TASK OBJECTIVE => Gather each line in the entries that includes the string "title".
** start INPUT **
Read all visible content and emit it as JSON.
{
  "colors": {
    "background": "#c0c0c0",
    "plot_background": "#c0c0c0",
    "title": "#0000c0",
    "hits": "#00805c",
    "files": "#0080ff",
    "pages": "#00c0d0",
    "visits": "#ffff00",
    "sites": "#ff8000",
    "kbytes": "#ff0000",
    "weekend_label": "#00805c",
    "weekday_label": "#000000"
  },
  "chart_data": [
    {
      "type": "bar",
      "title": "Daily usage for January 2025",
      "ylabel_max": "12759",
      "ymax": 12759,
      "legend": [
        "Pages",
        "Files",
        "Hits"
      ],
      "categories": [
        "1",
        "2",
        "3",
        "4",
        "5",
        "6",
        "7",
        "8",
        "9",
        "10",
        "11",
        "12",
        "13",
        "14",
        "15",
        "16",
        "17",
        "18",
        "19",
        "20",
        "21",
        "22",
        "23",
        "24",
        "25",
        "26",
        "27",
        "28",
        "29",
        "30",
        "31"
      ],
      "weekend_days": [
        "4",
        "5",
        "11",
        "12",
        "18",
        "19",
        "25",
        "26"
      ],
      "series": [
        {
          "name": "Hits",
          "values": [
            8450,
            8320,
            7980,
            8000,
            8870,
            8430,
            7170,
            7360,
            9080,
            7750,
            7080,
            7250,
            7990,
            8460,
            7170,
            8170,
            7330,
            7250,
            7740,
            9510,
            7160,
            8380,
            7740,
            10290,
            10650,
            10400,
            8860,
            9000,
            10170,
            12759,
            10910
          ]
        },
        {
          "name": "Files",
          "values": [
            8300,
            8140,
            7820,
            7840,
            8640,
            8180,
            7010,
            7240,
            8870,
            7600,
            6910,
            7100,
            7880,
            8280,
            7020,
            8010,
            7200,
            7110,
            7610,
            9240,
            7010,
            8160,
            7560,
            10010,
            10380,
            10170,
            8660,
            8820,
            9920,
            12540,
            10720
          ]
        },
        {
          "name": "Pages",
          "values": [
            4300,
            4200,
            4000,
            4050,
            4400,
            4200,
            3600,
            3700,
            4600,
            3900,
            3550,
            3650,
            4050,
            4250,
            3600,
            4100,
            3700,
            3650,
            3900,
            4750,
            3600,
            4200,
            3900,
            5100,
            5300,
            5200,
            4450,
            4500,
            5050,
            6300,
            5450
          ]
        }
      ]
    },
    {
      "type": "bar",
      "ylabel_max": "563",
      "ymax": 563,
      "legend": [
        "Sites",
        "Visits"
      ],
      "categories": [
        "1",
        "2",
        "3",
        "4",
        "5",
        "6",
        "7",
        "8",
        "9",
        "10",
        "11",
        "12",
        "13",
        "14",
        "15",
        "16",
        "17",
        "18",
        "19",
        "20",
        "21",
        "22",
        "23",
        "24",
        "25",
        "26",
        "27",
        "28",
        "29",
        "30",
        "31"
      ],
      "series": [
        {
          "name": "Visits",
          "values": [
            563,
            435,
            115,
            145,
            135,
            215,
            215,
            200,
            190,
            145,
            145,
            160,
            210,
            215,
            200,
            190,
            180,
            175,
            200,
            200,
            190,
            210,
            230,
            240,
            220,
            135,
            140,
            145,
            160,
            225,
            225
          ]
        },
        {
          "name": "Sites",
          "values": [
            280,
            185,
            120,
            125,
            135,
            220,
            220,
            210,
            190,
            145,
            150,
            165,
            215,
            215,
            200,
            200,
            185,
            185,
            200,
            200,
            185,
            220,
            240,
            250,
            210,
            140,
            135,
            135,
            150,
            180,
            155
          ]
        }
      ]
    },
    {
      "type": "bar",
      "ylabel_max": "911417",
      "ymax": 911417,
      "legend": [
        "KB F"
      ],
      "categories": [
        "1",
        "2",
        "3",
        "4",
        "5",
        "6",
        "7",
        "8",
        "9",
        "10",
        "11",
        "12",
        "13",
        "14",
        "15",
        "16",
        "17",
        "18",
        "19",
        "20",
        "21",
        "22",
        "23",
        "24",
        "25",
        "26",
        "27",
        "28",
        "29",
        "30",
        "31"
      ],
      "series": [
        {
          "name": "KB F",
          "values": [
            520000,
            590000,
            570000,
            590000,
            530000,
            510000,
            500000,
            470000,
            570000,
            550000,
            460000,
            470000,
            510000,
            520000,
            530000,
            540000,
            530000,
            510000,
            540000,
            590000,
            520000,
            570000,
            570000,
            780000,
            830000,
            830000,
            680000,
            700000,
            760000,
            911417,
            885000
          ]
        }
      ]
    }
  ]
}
** end INPUT **
WRITTEN ANSWER =>
    "title": "#0000c0",
      "title": "Daily usage for January 2025",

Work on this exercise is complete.